*Document extract*.
-*-

There is one more design flaw that I have seen twice on the 22ton. If a piece gets stuck real tight and you are retracting it through the gate the force on those uprights can bend the welded angles that guide the wedge foot. I have emailed Speeco recently and got no response. I called them last year about something and got nothing but attitude on the phone. They seem to believe there unit has no flaws. I think over all for the money they have a good unit. They just need to be a little more receptive to customer comments.


----------



## mga (Aug 24, 2008)

JeffHK454 said:


> When I look at the pics BRM posted I can sure see how much SpeeCo cut corners building these newer models.
> 
> Frame looks like 3/16 welded plate with cast toe plate...my older version has a 1.5" thick solid steel plate and the I-beam is 3/8" flange and 1/2" center.
> 
> ...

-*-

*Set tasks*.
1 - What did the writer of the forum thread get when calling Speeco last year?
2 - Rewrite all of the rows below with "elements" swapped for "items" and everything else unchanged, leaving the pictures out.

*Information supplied*.
-*-

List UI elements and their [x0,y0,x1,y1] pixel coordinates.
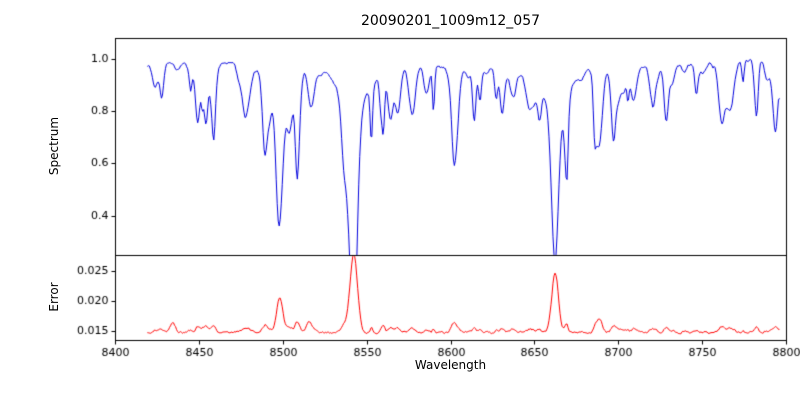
x-axis-label: Wavelength [414,358,487,372]
chart-title: 20090201_1009m12_057 [360,13,541,29]
error-y-axis-label: Error [47,282,61,312]
spectrum-y-axis-label: Spectrum [47,116,61,176]
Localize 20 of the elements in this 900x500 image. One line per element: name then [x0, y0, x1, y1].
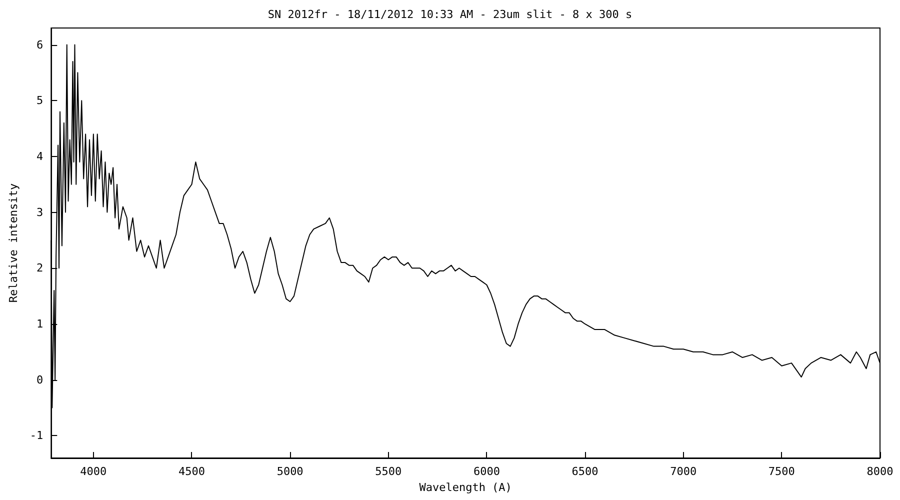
y-axis-title: Relative intensity: [7, 183, 20, 303]
y-tick-label: 3: [36, 206, 44, 219]
x-tick-label: 6500: [572, 465, 598, 478]
x-axis-title: Wavelength (A): [419, 480, 512, 494]
x-tick-label: 4500: [178, 465, 205, 478]
y-tick-label: 0: [36, 373, 44, 386]
y-tick-label: -1: [30, 429, 44, 442]
x-tick-label: 7500: [768, 465, 795, 478]
y-tick-label: 6: [36, 38, 44, 52]
chart-title: SN 2012fr - 18/11/2012 10:33 AM - 23um slit - 8 x 300 s: [268, 8, 632, 21]
y-tick-label: 2: [36, 262, 44, 275]
y-tick-label: 4: [36, 150, 44, 163]
x-tick-label: 6000: [473, 465, 500, 478]
x-tick-label: 8000: [866, 465, 894, 478]
y-tick-label: 1: [36, 317, 44, 330]
x-tick-label: 4000: [80, 465, 107, 478]
x-tick-label: 5500: [375, 465, 402, 478]
y-tick-label: 5: [36, 94, 44, 108]
x-tick-label: 7000: [670, 465, 697, 478]
x-tick-label: 5000: [276, 465, 304, 478]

-*-

*Solutions per task*.
1 - Nothing but attitude on the phone.

2 -
List UI items and their [x0,y0,x1,y1] pixel coordinates.
x-axis-label: Wavelength [414,358,487,372]
chart-title: 20090201_1009m12_057 [360,13,541,29]
error-y-axis-label: Error [47,282,61,312]
spectrum-y-axis-label: Spectrum [47,116,61,176]
Localize 20 of the items in this 900x500 image. One line per element: name then [x0, y0, x1, y1].
y-axis-title: Relative intensity: [7, 183, 20, 303]
y-tick-label: 3: [36, 206, 44, 219]
x-tick-label: 6500: [572, 465, 598, 478]
x-axis-title: Wavelength (A): [419, 480, 512, 494]
x-tick-label: 4500: [178, 465, 205, 478]
y-tick-label: 0: [36, 373, 44, 386]
y-tick-label: -1: [30, 429, 44, 442]
x-tick-label: 7500: [768, 465, 795, 478]
y-tick-label: 6: [36, 38, 44, 52]
chart-title: SN 2012fr - 18/11/2012 10:33 AM - 23um slit - 8 x 300 s: [268, 8, 632, 21]
y-tick-label: 2: [36, 262, 44, 275]
y-tick-label: 4: [36, 150, 44, 163]
x-tick-label: 6000: [473, 465, 500, 478]
x-tick-label: 8000: [866, 465, 894, 478]
y-tick-label: 1: [36, 317, 44, 330]
x-tick-label: 4000: [80, 465, 107, 478]
x-tick-label: 5500: [375, 465, 402, 478]
y-tick-label: 5: [36, 94, 44, 108]
x-tick-label: 7000: [670, 465, 697, 478]
x-tick-label: 5000: [276, 465, 304, 478]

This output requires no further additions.